## EXERCISES TO COMPLETE
A. In the text on threat agents, rewrite the passage starting at "During the threat" and ending at "a future post.", replacing "threat analysis" with "risk assessment".
B. In the text on threat agents, which two qualities must a threat agent have for the threat analysis to judge that it can successfully attack the organization's network?

## EXTRACTED TEXT
+-------+

For example, we learned there are limits to the capabilities of terrorist groups. As I’ve explained in the past, ideological groups tend not to have the skills required for conducting advanced network-based attacks, but they can certainly intercept communications and use that in planning a physical attack. There are also subcategories of ‘Enhanced Small Agent’, the ones I can think of being the ‘script kiddy’ who carries out denial of service against networks and runs automated exploit stuff, and the skilled cracker.
Yet another category to add is the insider threat, because the most damaging attacks could involve employees/members of the organisation who already have access to the network, knowledge of which assets are important, and perhaps a real motive for compromising the organisation.
During the threat analysis, judgements are made about which threat agents have both the intent and capability to successfully attack the organisation’s network. Usually opportunity is given as a third factor, but it’s one I’d ignore, as security is about minimising that anyway. There are ways of matching each identified threat with identified vulnerabilities, which I’ll cover in a future post.

+-------+

## EXTRACTED ENTRIES
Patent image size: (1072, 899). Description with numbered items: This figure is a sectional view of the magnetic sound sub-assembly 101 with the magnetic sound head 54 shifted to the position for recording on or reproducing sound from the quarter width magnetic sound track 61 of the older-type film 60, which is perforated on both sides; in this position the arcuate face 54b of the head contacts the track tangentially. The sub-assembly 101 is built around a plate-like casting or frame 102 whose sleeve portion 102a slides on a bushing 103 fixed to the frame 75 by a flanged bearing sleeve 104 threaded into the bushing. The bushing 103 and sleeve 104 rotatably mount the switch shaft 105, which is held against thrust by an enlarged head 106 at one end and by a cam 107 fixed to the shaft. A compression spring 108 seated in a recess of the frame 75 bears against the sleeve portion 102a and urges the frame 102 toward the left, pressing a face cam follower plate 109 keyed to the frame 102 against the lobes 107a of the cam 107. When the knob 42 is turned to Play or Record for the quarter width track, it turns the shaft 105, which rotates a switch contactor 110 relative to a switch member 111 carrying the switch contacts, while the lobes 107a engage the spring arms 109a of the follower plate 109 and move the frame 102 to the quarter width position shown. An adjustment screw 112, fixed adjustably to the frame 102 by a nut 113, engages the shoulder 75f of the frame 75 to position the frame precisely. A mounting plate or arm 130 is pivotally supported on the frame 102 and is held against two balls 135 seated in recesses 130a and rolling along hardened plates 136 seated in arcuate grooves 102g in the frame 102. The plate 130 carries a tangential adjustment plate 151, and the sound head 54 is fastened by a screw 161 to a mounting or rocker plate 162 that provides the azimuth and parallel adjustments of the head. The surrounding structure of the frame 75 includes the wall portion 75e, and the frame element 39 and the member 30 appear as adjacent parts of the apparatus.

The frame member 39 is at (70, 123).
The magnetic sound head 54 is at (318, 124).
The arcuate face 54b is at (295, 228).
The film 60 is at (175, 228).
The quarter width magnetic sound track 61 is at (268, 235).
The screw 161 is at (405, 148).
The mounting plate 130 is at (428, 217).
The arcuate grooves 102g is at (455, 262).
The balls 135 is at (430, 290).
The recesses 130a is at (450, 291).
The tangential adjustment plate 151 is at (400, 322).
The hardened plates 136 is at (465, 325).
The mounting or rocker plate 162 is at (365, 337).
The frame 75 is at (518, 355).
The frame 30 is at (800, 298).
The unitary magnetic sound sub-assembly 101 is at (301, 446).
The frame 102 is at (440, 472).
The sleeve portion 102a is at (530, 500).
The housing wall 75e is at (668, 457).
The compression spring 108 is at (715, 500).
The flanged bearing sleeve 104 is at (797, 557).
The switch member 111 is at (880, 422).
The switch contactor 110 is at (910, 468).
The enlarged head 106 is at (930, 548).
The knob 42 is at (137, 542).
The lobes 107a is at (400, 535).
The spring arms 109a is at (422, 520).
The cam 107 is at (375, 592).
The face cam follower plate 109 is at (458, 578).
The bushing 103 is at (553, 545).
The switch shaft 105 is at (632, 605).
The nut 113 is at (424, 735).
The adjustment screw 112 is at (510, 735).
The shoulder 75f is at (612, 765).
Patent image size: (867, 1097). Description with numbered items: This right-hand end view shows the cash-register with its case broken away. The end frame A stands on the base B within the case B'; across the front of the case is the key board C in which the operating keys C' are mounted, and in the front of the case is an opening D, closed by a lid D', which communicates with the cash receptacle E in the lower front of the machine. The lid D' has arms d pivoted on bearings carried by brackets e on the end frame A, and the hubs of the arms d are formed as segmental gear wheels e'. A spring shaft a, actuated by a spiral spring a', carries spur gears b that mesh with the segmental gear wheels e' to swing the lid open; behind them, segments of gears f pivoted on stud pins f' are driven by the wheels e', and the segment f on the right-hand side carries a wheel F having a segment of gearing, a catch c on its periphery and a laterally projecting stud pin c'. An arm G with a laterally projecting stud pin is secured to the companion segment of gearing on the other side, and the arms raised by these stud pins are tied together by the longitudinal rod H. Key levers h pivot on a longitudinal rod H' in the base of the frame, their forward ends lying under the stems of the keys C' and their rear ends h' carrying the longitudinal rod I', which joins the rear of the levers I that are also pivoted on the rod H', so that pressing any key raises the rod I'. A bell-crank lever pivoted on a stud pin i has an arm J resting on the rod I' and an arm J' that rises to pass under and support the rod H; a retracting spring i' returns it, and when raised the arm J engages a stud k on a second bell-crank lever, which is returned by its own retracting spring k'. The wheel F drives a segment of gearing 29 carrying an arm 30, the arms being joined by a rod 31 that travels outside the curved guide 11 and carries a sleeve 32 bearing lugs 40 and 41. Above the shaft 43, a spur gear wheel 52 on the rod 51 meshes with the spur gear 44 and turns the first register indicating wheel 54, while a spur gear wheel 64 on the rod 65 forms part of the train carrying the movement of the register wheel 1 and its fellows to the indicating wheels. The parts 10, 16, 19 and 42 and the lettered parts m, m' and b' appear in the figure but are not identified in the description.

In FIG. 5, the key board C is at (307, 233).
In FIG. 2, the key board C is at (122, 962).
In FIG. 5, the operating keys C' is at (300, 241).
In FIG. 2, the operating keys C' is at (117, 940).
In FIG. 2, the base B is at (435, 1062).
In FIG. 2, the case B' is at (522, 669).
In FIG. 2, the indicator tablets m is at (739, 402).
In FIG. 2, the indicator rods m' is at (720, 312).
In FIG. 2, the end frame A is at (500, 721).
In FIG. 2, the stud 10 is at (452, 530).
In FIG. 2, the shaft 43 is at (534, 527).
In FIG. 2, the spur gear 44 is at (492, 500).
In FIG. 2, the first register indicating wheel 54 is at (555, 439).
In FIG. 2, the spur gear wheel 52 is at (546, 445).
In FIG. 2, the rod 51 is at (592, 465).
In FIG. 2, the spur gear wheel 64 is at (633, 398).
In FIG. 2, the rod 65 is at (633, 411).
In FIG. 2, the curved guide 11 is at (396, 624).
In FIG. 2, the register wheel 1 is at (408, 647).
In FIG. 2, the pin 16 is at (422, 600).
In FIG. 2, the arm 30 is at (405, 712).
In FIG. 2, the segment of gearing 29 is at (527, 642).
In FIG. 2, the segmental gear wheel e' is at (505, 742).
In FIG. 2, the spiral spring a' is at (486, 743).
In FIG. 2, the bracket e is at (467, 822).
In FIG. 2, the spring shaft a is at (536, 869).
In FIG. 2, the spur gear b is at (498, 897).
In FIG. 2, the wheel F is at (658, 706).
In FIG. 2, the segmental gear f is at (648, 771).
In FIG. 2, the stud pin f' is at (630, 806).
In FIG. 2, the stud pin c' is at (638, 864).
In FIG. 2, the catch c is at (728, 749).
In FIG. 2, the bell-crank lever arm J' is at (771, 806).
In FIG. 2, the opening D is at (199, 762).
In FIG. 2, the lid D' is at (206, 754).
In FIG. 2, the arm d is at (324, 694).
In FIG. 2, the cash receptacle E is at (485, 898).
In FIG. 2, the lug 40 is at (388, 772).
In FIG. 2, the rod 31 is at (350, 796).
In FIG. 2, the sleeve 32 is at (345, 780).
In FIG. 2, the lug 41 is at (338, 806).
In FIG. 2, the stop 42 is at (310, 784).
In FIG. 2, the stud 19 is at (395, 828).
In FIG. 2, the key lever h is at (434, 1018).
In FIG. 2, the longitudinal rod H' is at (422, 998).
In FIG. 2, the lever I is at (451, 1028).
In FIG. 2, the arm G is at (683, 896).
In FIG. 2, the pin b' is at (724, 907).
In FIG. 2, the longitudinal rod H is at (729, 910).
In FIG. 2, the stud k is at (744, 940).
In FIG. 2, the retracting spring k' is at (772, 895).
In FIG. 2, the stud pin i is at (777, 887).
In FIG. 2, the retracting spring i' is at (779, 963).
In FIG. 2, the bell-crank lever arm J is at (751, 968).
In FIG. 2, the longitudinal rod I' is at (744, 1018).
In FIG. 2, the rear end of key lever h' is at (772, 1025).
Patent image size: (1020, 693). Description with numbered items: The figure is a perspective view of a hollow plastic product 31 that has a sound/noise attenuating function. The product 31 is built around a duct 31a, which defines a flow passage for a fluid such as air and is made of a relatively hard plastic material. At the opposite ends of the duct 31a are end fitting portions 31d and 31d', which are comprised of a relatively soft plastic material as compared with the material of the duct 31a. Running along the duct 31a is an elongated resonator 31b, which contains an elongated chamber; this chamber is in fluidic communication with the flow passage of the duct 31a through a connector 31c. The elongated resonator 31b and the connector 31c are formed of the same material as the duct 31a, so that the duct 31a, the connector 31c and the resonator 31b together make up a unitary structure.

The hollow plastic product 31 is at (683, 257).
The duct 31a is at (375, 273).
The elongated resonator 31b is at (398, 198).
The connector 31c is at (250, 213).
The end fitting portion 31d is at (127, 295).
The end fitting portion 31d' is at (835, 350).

+-------+

## ANSWER SET
A.
During the risk assessment, judgements are made about which threat agents have both the intent and capability to successfully attack the organisation’s network. Usually opportunity is given as a third factor, but it’s one I’d ignore, as security is about minimising that anyway. There are ways of matching each identified threat with identified vulnerabilities, which I’ll cover in a future post.

B. Intent and capability.